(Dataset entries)

+---+

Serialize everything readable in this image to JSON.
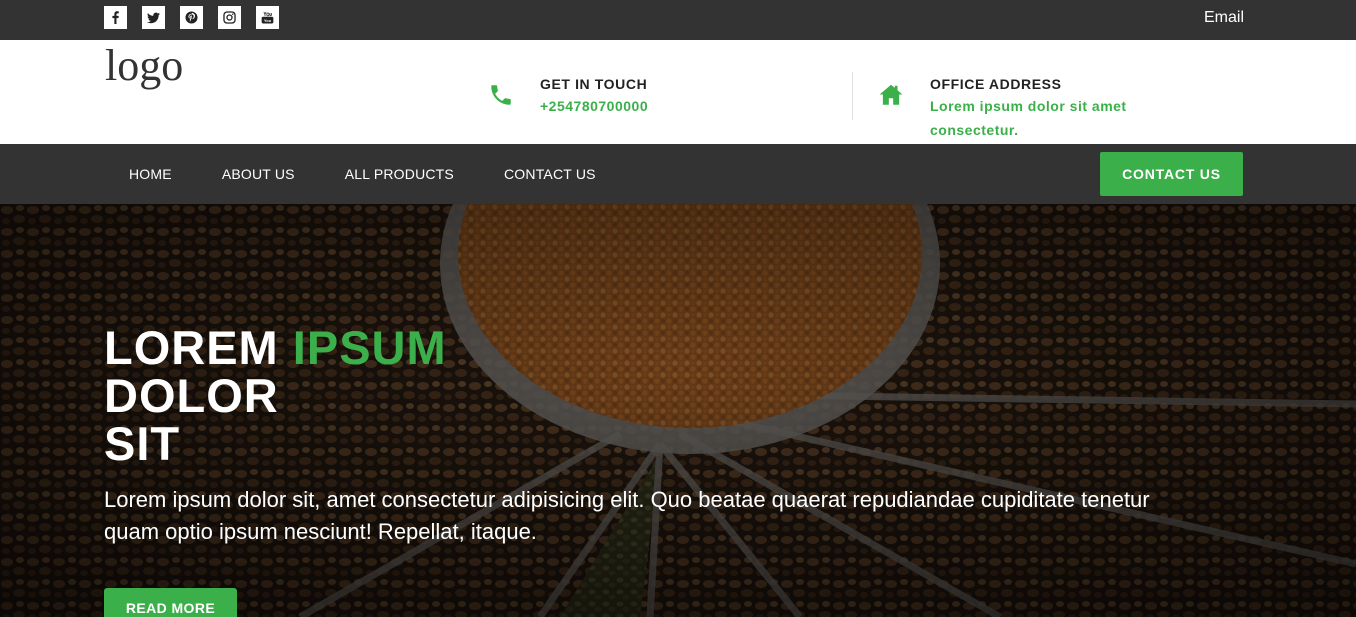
{
  "topbar": {
    "social": [
      {
        "icon": "facebook-icon"
      },
      {
        "icon": "twitter-icon"
      },
      {
        "icon": "pinterest-icon"
      },
      {
        "icon": "instagram-icon"
      },
      {
        "icon": "youtube-icon"
      }
    ],
    "email_label": "Email"
  },
  "header": {
    "logo": "logo",
    "contact": {
      "title": "GET IN TOUCH",
      "value": "+254780700000",
      "icon": "phone-icon"
    },
    "office": {
      "title": "OFFICE ADDRESS",
      "value_line1": "Lorem ipsum dolor sit amet",
      "value_line2": "consectetur.",
      "icon": "home-icon"
    }
  },
  "nav": {
    "items": [
      "HOME",
      "ABOUT US",
      "ALL PRODUCTS",
      "CONTACT US"
    ],
    "cta": "CONTACT US"
  },
  "hero": {
    "title_word1": "LOREM",
    "title_accent": "IPSUM",
    "title_line2": "DOLOR",
    "title_line3": "SIT",
    "text": "Lorem ipsum dolor sit, amet consectetur adipisicing elit. Quo beatae quaerat repudiandae cupiditate tenetur quam optio ipsum nesciunt! Repellat, itaque.",
    "button": "READ MORE"
  },
  "colors": {
    "accent": "#3bb04a",
    "dark": "#333333"
  }
}
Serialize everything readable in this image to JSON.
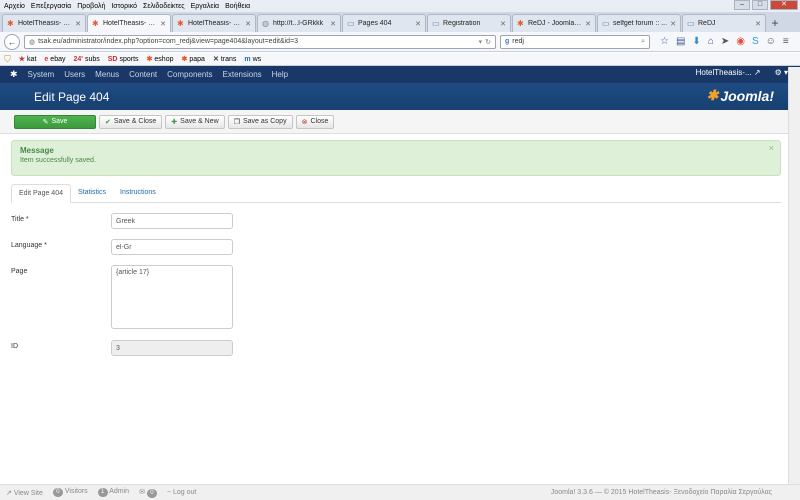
{
  "browser": {
    "menu": [
      "Αρχείο",
      "Επεξεργασία",
      "Προβολή",
      "Ιστορικό",
      "Σελιδοδείκτες",
      "Εργαλεία",
      "Βοήθεια"
    ],
    "tabs": [
      {
        "title": "HotelTheasis- Ξ…",
        "active": false
      },
      {
        "title": "HotelTheasis- Ξ…",
        "active": true
      },
      {
        "title": "HotelTheasis- Ξ…",
        "active": false
      },
      {
        "title": "http://t...l-GRkkk",
        "active": false
      },
      {
        "title": "Pages 404",
        "active": false
      },
      {
        "title": "Registration",
        "active": false
      },
      {
        "title": "ReDJ - Joomla! ...",
        "active": false
      },
      {
        "title": "selfget forum :: ...",
        "active": false
      },
      {
        "title": "ReDJ",
        "active": false
      }
    ],
    "url": "tsak.eu/administrator/index.php?option=com_redj&view=page404&layout=edit&id=3",
    "search_value": "redj",
    "bookmarks": [
      "kat",
      "ebay",
      "subs",
      "sports",
      "eshop",
      "papa",
      "trans",
      "ws"
    ],
    "bookmark_prefixes": [
      "",
      "",
      "24'",
      "SD",
      "",
      "",
      "",
      ""
    ]
  },
  "admin": {
    "menu": [
      "System",
      "Users",
      "Menus",
      "Content",
      "Components",
      "Extensions",
      "Help"
    ],
    "site_name": "HotelTheasis-...",
    "page_title": "Edit Page 404",
    "brand": "Joomla!"
  },
  "toolbar": {
    "save": "Save",
    "save_close": "Save & Close",
    "save_new": "Save & New",
    "save_copy": "Save as Copy",
    "close": "Close"
  },
  "message": {
    "heading": "Message",
    "body": "Item successfully saved."
  },
  "tabs": [
    "Edit Page 404",
    "Statistics",
    "Instructions"
  ],
  "form": {
    "title_label": "Title *",
    "title_value": "Greek",
    "language_label": "Language *",
    "language_value": "el-Gr",
    "page_label": "Page",
    "page_value": "{article 17}",
    "id_label": "ID",
    "id_value": "3"
  },
  "status": {
    "view_site": "View Site",
    "visitors_count": "0",
    "visitors": "Visitors",
    "admin_count": "1",
    "admin": "Admin",
    "messages_count": "0",
    "logout": "Log out",
    "copyright": "Joomla! 3.3.6 — © 2015 HotelTheasis- Ξενοδοχείο Παραλία Σεργούλας"
  }
}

+---+

Restate the listing above word for word, and skip the pictures.

Serialize everything readable in this image to JSON.
{
  "topbar": {
    "social": [
      {
        "icon": "facebook-icon"
      },
      {
        "icon": "twitter-icon"
      },
      {
        "icon": "pinterest-icon"
      },
      {
        "icon": "instagram-icon"
      },
      {
        "icon": "youtube-icon"
      }
    ],
    "email_label": "Email"
  },
  "header": {
    "logo": "logo",
    "contact": {
      "title": "GET IN TOUCH",
      "value": "+254780700000",
      "icon": "phone-icon"
    },
    "office": {
      "title": "OFFICE ADDRESS",
      "value_line1": "Lorem ipsum dolor sit amet",
      "value_line2": "consectetur.",
      "icon": "home-icon"
    }
  },
  "nav": {
    "items": [
      "HOME",
      "ABOUT US",
      "ALL PRODUCTS",
      "CONTACT US"
    ],
    "cta": "CONTACT US"
  },
  "hero": {
    "title_word1": "LOREM",
    "title_accent": "IPSUM",
    "title_line2": "DOLOR",
    "title_line3": "SIT",
    "text": "Lorem ipsum dolor sit, amet consectetur adipisicing elit. Quo beatae quaerat repudiandae cupiditate tenetur quam optio ipsum nesciunt! Repellat, itaque.",
    "button": "READ MORE"
  },
  "colors": {
    "accent": "#3bb04a",
    "dark": "#333333"
  }
}
Serialize everything readable in this image to JSON.
{
  "browser": {
    "menu": [
      "Αρχείο",
      "Επεξεργασία",
      "Προβολή",
      "Ιστορικό",
      "Σελιδοδείκτες",
      "Εργαλεία",
      "Βοήθεια"
    ],
    "tabs": [
      {
        "title": "HotelTheasis- Ξ…",
        "active": false
      },
      {
        "title": "HotelTheasis- Ξ…",
        "active": true
      },
      {
        "title": "HotelTheasis- Ξ…",
        "active": false
      },
      {
        "title": "http://t...l-GRkkk",
        "active": false
      },
      {
        "title": "Pages 404",
        "active": false
      },
      {
        "title": "Registration",
        "active": false
      },
      {
        "title": "ReDJ - Joomla! ...",
        "active": false
      },
      {
        "title": "selfget forum :: ...",
        "active": false
      },
      {
        "title": "ReDJ",
        "active": false
      }
    ],
    "url": "tsak.eu/administrator/index.php?option=com_redj&view=page404&layout=edit&id=3",
    "search_value": "redj",
    "bookmarks": [
      "kat",
      "ebay",
      "subs",
      "sports",
      "eshop",
      "papa",
      "trans",
      "ws"
    ],
    "bookmark_prefixes": [
      "",
      "",
      "24'",
      "SD",
      "",
      "",
      "",
      ""
    ]
  },
  "admin": {
    "menu": [
      "System",
      "Users",
      "Menus",
      "Content",
      "Components",
      "Extensions",
      "Help"
    ],
    "site_name": "HotelTheasis-...",
    "page_title": "Edit Page 404",
    "brand": "Joomla!"
  },
  "toolbar": {
    "save": "Save",
    "save_close": "Save & Close",
    "save_new": "Save & New",
    "save_copy": "Save as Copy",
    "close": "Close"
  },
  "message": {
    "heading": "Message",
    "body": "Item successfully saved."
  },
  "tabs": [
    "Edit Page 404",
    "Statistics",
    "Instructions"
  ],
  "form": {
    "title_label": "Title *",
    "title_value": "Greek",
    "language_label": "Language *",
    "language_value": "el-Gr",
    "page_label": "Page",
    "page_value": "{article 17}",
    "id_label": "ID",
    "id_value": "3"
  },
  "status": {
    "view_site": "View Site",
    "visitors_count": "0",
    "visitors": "Visitors",
    "admin_count": "1",
    "admin": "Admin",
    "messages_count": "0",
    "logout": "Log out",
    "copyright": "Joomla! 3.3.6 — © 2015 HotelTheasis- Ξενοδοχείο Παραλία Σεργούλας"
  }
}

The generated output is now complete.